---- Record extracts

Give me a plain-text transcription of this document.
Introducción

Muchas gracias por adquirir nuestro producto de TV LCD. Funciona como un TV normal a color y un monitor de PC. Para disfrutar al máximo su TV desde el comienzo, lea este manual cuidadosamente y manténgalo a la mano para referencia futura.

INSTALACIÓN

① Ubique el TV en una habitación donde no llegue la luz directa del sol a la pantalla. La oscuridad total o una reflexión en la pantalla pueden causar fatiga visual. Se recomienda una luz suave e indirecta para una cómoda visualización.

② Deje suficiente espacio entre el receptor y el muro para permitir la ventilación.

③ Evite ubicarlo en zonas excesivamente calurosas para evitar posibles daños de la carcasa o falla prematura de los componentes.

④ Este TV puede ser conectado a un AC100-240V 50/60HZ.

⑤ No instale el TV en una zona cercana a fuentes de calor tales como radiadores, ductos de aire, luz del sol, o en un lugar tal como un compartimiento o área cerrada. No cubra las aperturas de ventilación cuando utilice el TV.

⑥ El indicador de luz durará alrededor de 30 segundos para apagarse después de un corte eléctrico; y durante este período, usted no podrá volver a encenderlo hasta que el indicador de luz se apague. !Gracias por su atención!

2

--------

◆ Exercise
Pick out the lines that have the word "como". Copy them all.

◆ Exercise result
Muchas gracias por adquirir nuestro producto de TV LCD. Funciona como un TV normal a color y un monitor de PC. Para disfrutar al máximo su TV desde el comienzo, lea este manual cuidadosamente y manténgalo a la mano para referencia futura.
⑤ No instale el TV en una zona cercana a fuentes de calor tales como radiadores, ductos de aire, luz del sol, o en un lugar tal como un compartimiento o área cerrada. No cubra las aperturas de ventilación cuando utilice el TV.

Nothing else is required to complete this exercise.